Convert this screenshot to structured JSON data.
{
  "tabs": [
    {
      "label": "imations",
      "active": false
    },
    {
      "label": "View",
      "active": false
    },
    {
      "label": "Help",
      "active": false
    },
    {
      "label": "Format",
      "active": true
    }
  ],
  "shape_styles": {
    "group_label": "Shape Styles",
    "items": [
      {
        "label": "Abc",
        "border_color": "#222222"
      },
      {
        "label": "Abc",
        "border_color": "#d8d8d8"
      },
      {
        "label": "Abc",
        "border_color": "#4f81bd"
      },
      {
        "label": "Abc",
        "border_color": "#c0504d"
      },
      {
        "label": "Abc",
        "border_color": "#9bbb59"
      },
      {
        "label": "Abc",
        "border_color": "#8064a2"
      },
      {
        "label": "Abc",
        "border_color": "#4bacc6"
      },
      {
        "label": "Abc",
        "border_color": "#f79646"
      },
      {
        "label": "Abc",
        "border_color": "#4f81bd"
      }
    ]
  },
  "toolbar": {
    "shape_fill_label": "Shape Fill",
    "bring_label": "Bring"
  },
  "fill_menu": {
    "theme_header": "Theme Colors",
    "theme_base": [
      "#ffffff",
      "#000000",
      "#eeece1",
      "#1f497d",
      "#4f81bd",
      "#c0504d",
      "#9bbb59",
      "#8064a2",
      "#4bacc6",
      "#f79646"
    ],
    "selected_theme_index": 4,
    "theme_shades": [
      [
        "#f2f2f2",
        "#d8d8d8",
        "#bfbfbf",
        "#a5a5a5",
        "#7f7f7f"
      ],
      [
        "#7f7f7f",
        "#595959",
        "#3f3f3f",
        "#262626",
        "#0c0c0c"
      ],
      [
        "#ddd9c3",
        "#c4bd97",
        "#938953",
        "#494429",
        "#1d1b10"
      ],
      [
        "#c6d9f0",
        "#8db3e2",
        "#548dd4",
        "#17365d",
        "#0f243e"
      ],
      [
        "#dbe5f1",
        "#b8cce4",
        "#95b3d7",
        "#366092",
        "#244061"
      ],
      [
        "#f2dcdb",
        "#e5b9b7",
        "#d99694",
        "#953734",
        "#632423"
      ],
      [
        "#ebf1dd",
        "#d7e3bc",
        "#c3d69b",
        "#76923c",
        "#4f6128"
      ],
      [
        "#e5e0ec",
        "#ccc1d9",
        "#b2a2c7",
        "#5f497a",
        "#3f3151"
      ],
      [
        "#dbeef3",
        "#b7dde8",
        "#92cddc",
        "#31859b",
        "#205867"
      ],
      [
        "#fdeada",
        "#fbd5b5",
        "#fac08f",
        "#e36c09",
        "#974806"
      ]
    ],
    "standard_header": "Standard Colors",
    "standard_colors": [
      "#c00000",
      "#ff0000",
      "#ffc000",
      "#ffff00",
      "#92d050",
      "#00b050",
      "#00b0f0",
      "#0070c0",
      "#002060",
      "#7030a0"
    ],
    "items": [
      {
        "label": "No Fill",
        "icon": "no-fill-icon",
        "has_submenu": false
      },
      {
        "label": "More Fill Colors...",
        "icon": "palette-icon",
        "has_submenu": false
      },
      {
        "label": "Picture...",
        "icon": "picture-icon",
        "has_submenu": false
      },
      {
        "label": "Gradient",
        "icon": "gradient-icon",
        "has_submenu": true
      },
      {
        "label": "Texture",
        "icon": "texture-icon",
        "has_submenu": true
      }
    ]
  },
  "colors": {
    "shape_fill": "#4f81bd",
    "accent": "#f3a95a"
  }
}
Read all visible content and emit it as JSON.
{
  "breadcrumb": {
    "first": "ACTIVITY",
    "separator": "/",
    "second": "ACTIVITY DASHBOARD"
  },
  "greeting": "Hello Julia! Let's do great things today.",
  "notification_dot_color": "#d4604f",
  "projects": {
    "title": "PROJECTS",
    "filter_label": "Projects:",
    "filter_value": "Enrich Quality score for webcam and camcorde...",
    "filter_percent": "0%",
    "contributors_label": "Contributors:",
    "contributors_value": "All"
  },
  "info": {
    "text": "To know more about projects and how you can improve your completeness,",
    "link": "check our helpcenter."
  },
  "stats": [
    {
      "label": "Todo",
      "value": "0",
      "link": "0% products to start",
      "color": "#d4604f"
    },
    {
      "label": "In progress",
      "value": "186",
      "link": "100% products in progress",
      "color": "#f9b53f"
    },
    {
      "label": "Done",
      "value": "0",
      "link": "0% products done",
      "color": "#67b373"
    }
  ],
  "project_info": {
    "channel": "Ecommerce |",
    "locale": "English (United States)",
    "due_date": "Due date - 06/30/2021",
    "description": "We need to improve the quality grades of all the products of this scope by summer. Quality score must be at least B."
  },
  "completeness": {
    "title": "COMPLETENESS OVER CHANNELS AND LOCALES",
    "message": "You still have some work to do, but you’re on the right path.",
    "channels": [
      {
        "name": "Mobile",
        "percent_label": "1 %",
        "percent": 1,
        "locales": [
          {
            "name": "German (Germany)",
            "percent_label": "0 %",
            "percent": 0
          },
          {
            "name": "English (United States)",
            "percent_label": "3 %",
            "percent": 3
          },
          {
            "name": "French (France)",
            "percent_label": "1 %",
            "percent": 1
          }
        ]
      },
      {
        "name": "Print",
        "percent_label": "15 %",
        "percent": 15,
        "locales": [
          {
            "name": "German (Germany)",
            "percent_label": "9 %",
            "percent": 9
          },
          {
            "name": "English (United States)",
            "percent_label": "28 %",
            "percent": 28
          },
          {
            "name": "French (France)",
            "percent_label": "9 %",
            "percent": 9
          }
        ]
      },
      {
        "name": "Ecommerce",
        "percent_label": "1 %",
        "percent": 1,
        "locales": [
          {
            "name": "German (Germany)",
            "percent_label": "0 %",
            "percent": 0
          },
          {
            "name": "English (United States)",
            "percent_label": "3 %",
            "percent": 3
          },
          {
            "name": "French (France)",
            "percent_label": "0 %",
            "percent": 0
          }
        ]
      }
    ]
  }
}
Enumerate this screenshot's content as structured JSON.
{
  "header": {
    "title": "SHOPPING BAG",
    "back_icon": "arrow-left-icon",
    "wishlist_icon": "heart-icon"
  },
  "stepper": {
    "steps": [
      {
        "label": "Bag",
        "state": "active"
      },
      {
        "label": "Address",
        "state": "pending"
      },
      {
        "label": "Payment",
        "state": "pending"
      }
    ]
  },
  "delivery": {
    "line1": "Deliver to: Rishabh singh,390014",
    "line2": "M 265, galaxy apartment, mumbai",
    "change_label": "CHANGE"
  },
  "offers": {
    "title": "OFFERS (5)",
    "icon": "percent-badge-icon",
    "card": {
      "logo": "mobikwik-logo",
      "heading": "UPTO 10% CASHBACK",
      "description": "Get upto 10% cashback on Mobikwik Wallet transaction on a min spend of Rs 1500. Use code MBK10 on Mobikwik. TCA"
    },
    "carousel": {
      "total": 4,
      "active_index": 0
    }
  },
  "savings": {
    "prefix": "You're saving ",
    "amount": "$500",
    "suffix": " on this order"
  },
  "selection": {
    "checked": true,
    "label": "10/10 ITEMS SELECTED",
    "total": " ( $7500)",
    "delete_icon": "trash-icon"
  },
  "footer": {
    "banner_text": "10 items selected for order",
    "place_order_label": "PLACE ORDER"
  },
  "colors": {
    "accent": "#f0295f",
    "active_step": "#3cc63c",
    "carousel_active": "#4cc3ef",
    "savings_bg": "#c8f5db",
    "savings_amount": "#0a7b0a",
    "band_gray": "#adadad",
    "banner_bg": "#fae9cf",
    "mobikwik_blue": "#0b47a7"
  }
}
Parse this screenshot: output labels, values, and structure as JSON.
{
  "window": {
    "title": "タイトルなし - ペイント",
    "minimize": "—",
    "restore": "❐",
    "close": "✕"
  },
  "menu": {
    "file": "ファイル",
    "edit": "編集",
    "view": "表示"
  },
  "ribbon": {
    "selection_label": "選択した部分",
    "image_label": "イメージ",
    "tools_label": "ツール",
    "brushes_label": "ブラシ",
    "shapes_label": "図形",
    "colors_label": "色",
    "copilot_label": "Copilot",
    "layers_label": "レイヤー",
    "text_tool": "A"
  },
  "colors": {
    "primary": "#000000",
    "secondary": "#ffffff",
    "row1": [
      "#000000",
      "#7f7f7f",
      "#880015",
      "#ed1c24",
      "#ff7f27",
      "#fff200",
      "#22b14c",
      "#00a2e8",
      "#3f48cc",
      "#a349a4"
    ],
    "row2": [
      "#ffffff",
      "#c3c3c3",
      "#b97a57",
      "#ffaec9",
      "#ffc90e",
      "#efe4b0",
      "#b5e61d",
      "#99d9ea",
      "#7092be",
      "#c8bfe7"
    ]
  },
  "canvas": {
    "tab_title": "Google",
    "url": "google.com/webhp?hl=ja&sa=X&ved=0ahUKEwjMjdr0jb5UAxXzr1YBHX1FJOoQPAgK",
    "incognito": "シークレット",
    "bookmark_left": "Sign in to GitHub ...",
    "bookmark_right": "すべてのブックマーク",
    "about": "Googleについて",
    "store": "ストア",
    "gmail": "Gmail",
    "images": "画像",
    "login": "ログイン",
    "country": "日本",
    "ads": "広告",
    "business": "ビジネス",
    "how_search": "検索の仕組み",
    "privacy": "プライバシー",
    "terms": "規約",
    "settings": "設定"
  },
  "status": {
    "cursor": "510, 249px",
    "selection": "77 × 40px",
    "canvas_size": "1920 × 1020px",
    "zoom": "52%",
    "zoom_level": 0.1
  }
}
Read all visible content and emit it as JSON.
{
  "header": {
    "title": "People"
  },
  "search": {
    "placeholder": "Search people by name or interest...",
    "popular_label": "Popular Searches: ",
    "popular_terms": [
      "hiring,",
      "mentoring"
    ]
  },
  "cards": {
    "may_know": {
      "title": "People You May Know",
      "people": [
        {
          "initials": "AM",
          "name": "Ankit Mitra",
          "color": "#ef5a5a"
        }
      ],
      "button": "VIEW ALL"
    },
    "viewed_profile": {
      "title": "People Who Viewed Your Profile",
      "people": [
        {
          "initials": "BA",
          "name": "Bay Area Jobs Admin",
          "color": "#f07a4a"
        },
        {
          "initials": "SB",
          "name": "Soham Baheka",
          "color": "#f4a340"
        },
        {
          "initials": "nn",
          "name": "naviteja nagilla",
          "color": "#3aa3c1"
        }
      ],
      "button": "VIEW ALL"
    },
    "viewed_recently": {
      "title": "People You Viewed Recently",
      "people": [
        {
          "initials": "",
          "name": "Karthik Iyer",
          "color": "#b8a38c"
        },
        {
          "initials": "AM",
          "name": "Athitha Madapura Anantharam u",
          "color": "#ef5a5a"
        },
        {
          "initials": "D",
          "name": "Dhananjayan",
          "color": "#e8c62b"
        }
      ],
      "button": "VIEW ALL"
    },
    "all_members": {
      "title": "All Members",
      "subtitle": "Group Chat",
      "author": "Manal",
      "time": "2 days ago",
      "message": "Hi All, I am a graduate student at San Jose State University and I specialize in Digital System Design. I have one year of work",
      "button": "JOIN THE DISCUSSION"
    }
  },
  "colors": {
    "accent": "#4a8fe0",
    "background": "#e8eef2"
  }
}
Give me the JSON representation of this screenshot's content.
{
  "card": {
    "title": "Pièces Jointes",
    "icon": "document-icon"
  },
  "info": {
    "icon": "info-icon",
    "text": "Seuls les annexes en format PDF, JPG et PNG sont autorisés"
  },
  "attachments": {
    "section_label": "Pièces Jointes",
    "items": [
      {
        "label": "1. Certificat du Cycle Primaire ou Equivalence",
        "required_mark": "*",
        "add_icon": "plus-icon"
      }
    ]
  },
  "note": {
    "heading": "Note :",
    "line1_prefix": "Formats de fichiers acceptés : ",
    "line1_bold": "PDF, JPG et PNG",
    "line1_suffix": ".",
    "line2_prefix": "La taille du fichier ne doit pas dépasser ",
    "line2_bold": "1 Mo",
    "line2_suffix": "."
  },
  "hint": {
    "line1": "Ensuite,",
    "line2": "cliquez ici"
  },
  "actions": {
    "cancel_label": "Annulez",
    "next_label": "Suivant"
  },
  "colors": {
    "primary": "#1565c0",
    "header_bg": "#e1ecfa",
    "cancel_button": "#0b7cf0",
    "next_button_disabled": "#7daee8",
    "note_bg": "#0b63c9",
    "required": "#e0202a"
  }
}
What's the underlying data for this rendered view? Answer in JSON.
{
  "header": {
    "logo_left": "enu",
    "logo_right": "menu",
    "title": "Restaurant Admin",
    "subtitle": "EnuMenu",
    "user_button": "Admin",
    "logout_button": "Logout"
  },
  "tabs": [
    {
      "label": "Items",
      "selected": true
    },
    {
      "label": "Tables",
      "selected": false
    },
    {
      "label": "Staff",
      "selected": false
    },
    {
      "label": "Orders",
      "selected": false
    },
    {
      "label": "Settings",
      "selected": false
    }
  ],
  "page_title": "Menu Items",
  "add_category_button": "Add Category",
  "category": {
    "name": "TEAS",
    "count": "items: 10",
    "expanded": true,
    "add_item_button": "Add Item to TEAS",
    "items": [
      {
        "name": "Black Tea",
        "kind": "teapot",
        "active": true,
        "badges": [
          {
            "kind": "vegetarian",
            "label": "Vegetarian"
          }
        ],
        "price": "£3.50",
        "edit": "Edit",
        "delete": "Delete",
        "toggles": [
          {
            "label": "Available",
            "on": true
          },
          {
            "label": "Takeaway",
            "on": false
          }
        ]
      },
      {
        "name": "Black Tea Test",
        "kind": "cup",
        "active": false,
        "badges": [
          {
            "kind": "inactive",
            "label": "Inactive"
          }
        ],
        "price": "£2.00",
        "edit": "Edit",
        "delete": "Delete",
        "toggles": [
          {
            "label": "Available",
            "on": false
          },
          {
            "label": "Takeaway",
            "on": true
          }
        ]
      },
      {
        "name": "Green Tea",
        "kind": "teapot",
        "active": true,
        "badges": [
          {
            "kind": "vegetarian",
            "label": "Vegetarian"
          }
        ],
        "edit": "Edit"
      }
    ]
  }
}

## EXERCISE AIM
Return each full line of the entries that contains the word "Jointes".

## RESULT OF THE EXERCISE
    "title": "Pièces Jointes",
    "section_label": "Pièces Jointes",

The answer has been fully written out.